======== Records for the task ========

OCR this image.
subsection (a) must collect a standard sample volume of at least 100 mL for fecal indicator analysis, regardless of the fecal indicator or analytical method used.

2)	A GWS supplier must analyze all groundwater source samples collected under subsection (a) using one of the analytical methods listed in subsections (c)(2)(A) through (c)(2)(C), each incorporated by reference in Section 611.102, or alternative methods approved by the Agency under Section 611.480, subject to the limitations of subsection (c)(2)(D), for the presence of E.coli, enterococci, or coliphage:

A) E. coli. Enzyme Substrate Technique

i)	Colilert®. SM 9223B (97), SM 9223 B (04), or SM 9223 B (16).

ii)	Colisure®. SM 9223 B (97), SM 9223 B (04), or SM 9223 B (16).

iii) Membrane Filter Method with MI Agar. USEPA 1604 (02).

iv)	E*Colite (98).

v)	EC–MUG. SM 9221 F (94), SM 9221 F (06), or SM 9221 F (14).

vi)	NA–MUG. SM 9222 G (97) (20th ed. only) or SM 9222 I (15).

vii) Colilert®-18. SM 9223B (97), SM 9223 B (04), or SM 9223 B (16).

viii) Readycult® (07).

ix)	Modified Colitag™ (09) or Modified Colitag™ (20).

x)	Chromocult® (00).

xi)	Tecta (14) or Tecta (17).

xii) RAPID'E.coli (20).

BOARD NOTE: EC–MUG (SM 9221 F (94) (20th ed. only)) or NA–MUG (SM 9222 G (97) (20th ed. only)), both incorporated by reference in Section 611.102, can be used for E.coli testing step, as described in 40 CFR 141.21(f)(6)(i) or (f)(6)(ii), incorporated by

========

[What the exercise asks] The entire listing above, every line of it, should be copied out exactly.

[The answer]
OCR this image.
subsection (a) must collect a standard sample volume of at least 100 mL for fecal indicator analysis, regardless of the fecal indicator or analytical method used.

2)	A GWS supplier must analyze all groundwater source samples collected under subsection (a) using one of the analytical methods listed in subsections (c)(2)(A) through (c)(2)(C), each incorporated by reference in Section 611.102, or alternative methods approved by the Agency under Section 611.480, subject to the limitations of subsection (c)(2)(D), for the presence of E.coli, enterococci, or coliphage:

A) E. coli. Enzyme Substrate Technique

i)	Colilert®. SM 9223B (97), SM 9223 B (04), or SM 9223 B (16).

ii)	Colisure®. SM 9223 B (97), SM 9223 B (04), or SM 9223 B (16).

iii) Membrane Filter Method with MI Agar. USEPA 1604 (02).

iv)	E*Colite (98).

v)	EC–MUG. SM 9221 F (94), SM 9221 F (06), or SM 9221 F (14).

vi)	NA–MUG. SM 9222 G (97) (20th ed. only) or SM 9222 I (15).

vii) Colilert®-18. SM 9223B (97), SM 9223 B (04), or SM 9223 B (16).

viii) Readycult® (07).

ix)	Modified Colitag™ (09) or Modified Colitag™ (20).

x)	Chromocult® (00).

xi)	Tecta (14) or Tecta (17).

xii) RAPID'E.coli (20).

BOARD NOTE: EC–MUG (SM 9221 F (94) (20th ed. only)) or NA–MUG (SM 9222 G (97) (20th ed. only)), both incorporated by reference in Section 611.102, can be used for E.coli testing step, as described in 40 CFR 141.21(f)(6)(i) or (f)(6)(ii), incorporated by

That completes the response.